Saved data entries
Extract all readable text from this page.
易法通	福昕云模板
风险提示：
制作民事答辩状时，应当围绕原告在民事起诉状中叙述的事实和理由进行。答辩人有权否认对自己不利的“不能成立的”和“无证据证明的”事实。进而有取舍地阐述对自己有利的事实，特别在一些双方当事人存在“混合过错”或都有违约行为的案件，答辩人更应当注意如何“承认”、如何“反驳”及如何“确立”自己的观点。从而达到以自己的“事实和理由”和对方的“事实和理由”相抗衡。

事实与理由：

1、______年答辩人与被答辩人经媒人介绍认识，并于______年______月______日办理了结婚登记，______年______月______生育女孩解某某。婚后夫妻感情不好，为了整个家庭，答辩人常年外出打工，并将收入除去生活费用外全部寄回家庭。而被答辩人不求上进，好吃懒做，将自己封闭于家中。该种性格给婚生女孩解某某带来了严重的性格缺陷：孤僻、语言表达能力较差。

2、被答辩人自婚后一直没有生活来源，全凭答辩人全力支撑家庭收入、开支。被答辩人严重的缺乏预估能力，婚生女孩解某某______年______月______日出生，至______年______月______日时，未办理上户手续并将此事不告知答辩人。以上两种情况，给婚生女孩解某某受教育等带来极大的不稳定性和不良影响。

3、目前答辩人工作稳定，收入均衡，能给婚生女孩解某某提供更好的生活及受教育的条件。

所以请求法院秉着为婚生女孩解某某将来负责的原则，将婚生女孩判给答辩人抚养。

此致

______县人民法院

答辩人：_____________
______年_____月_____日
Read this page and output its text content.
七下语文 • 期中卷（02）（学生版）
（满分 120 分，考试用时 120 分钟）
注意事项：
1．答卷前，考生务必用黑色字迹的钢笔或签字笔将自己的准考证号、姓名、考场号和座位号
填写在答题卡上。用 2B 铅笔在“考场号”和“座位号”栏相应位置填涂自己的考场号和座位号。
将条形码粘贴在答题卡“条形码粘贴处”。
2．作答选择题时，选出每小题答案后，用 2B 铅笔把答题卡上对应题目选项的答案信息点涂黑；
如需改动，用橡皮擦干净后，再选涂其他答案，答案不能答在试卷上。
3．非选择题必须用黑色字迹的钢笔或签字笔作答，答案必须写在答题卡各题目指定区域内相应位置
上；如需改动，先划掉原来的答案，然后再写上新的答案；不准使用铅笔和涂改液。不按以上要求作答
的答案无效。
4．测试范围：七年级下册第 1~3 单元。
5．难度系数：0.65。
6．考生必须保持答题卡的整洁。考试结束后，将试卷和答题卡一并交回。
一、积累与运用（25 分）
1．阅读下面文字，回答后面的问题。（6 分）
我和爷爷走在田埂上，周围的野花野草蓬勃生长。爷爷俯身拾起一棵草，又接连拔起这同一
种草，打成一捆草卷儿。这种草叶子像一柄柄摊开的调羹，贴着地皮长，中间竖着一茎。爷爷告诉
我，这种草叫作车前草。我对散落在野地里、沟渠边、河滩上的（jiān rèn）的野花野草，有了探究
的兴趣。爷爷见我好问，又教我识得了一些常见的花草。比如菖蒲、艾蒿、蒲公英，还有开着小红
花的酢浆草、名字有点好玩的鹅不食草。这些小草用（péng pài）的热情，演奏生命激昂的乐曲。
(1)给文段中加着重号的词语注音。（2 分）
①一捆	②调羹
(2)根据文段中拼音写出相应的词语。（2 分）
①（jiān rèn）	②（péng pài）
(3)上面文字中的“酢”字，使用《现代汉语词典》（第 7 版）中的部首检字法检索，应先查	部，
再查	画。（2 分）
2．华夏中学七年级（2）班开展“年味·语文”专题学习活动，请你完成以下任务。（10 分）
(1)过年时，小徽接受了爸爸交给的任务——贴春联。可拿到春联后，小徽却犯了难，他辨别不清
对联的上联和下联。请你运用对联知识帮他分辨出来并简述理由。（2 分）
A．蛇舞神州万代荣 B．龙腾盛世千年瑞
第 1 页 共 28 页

### Required task
Repeat the preceding lines exactly, please, every one of them.

### Task output
Extract all readable text from this page.
易法通	福昕云模板
风险提示：
制作民事答辩状时，应当围绕原告在民事起诉状中叙述的事实和理由进行。答辩人有权否认对自己不利的“不能成立的”和“无证据证明的”事实。进而有取舍地阐述对自己有利的事实，特别在一些双方当事人存在“混合过错”或都有违约行为的案件，答辩人更应当注意如何“承认”、如何“反驳”及如何“确立”自己的观点。从而达到以自己的“事实和理由”和对方的“事实和理由”相抗衡。

事实与理由：

1、______年答辩人与被答辩人经媒人介绍认识，并于______年______月______日办理了结婚登记，______年______月______生育女孩解某某。婚后夫妻感情不好，为了整个家庭，答辩人常年外出打工，并将收入除去生活费用外全部寄回家庭。而被答辩人不求上进，好吃懒做，将自己封闭于家中。该种性格给婚生女孩解某某带来了严重的性格缺陷：孤僻、语言表达能力较差。

2、被答辩人自婚后一直没有生活来源，全凭答辩人全力支撑家庭收入、开支。被答辩人严重的缺乏预估能力，婚生女孩解某某______年______月______日出生，至______年______月______日时，未办理上户手续并将此事不告知答辩人。以上两种情况，给婚生女孩解某某受教育等带来极大的不稳定性和不良影响。

3、目前答辩人工作稳定，收入均衡，能给婚生女孩解某某提供更好的生活及受教育的条件。

所以请求法院秉着为婚生女孩解某某将来负责的原则，将婚生女孩判给答辩人抚养。

此致

______县人民法院

答辩人：_____________
______年_____月_____日
Read this page and output its text content.
七下语文 • 期中卷（02）（学生版）
（满分 120 分，考试用时 120 分钟）
注意事项：
1．答卷前，考生务必用黑色字迹的钢笔或签字笔将自己的准考证号、姓名、考场号和座位号
填写在答题卡上。用 2B 铅笔在“考场号”和“座位号”栏相应位置填涂自己的考场号和座位号。
将条形码粘贴在答题卡“条形码粘贴处”。
2．作答选择题时，选出每小题答案后，用 2B 铅笔把答题卡上对应题目选项的答案信息点涂黑；
如需改动，用橡皮擦干净后，再选涂其他答案，答案不能答在试卷上。
3．非选择题必须用黑色字迹的钢笔或签字笔作答，答案必须写在答题卡各题目指定区域内相应位置
上；如需改动，先划掉原来的答案，然后再写上新的答案；不准使用铅笔和涂改液。不按以上要求作答
的答案无效。
4．测试范围：七年级下册第 1~3 单元。
5．难度系数：0.65。
6．考生必须保持答题卡的整洁。考试结束后，将试卷和答题卡一并交回。
一、积累与运用（25 分）
1．阅读下面文字，回答后面的问题。（6 分）
我和爷爷走在田埂上，周围的野花野草蓬勃生长。爷爷俯身拾起一棵草，又接连拔起这同一
种草，打成一捆草卷儿。这种草叶子像一柄柄摊开的调羹，贴着地皮长，中间竖着一茎。爷爷告诉
我，这种草叫作车前草。我对散落在野地里、沟渠边、河滩上的（jiān rèn）的野花野草，有了探究
的兴趣。爷爷见我好问，又教我识得了一些常见的花草。比如菖蒲、艾蒿、蒲公英，还有开着小红
花的酢浆草、名字有点好玩的鹅不食草。这些小草用（péng pài）的热情，演奏生命激昂的乐曲。
(1)给文段中加着重号的词语注音。（2 分）
①一捆	②调羹
(2)根据文段中拼音写出相应的词语。（2 分）
①（jiān rèn）	②（péng pài）
(3)上面文字中的“酢”字，使用《现代汉语词典》（第 7 版）中的部首检字法检索，应先查	部，
再查	画。（2 分）
2．华夏中学七年级（2）班开展“年味·语文”专题学习活动，请你完成以下任务。（10 分）
(1)过年时，小徽接受了爸爸交给的任务——贴春联。可拿到春联后，小徽却犯了难，他辨别不清
对联的上联和下联。请你运用对联知识帮他分辨出来并简述理由。（2 分）
A．蛇舞神州万代荣 B．龙腾盛世千年瑞
第 1 页 共 28 页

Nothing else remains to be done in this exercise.